_DATASET EXTRACT_:
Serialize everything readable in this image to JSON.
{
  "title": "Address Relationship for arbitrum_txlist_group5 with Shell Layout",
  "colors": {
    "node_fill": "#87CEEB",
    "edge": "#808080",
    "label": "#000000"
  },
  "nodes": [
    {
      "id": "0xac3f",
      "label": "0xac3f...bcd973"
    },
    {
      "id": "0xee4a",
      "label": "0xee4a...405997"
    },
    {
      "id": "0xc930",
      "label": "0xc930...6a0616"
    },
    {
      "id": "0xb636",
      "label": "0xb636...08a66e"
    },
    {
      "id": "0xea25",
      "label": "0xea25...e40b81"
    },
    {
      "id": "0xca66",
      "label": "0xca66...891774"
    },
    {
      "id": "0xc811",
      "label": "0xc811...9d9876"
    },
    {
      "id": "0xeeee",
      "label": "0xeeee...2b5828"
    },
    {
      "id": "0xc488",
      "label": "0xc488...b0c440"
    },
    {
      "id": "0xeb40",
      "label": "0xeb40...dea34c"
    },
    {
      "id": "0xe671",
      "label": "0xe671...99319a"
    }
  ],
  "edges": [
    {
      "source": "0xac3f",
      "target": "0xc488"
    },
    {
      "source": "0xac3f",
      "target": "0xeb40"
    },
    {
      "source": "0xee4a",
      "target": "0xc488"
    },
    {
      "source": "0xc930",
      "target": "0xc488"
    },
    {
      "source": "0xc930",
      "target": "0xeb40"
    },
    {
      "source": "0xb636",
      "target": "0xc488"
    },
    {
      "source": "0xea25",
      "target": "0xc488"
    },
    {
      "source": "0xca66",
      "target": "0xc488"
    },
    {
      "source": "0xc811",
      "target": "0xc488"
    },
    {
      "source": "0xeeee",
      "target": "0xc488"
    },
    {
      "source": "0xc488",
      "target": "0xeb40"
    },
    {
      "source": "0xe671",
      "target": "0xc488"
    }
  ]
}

_AIM_: Each line of the listing should be copied exactly.

_CORRECT RESPONSE_:
Serialize everything readable in this image to JSON.
{
  "title": "Address Relationship for arbitrum_txlist_group5 with Shell Layout",
  "colors": {
    "node_fill": "#87CEEB",
    "edge": "#808080",
    "label": "#000000"
  },
  "nodes": [
    {
      "id": "0xac3f",
      "label": "0xac3f...bcd973"
    },
    {
      "id": "0xee4a",
      "label": "0xee4a...405997"
    },
    {
      "id": "0xc930",
      "label": "0xc930...6a0616"
    },
    {
      "id": "0xb636",
      "label": "0xb636...08a66e"
    },
    {
      "id": "0xea25",
      "label": "0xea25...e40b81"
    },
    {
      "id": "0xca66",
      "label": "0xca66...891774"
    },
    {
      "id": "0xc811",
      "label": "0xc811...9d9876"
    },
    {
      "id": "0xeeee",
      "label": "0xeeee...2b5828"
    },
    {
      "id": "0xc488",
      "label": "0xc488...b0c440"
    },
    {
      "id": "0xeb40",
      "label": "0xeb40...dea34c"
    },
    {
      "id": "0xe671",
      "label": "0xe671...99319a"
    }
  ],
  "edges": [
    {
      "source": "0xac3f",
      "target": "0xc488"
    },
    {
      "source": "0xac3f",
      "target": "0xeb40"
    },
    {
      "source": "0xee4a",
      "target": "0xc488"
    },
    {
      "source": "0xc930",
      "target": "0xc488"
    },
    {
      "source": "0xc930",
      "target": "0xeb40"
    },
    {
      "source": "0xb636",
      "target": "0xc488"
    },
    {
      "source": "0xea25",
      "target": "0xc488"
    },
    {
      "source": "0xca66",
      "target": "0xc488"
    },
    {
      "source": "0xc811",
      "target": "0xc488"
    },
    {
      "source": "0xeeee",
      "target": "0xc488"
    },
    {
      "source": "0xc488",
      "target": "0xeb40"
    },
    {
      "source": "0xe671",
      "target": "0xc488"
    }
  ]
}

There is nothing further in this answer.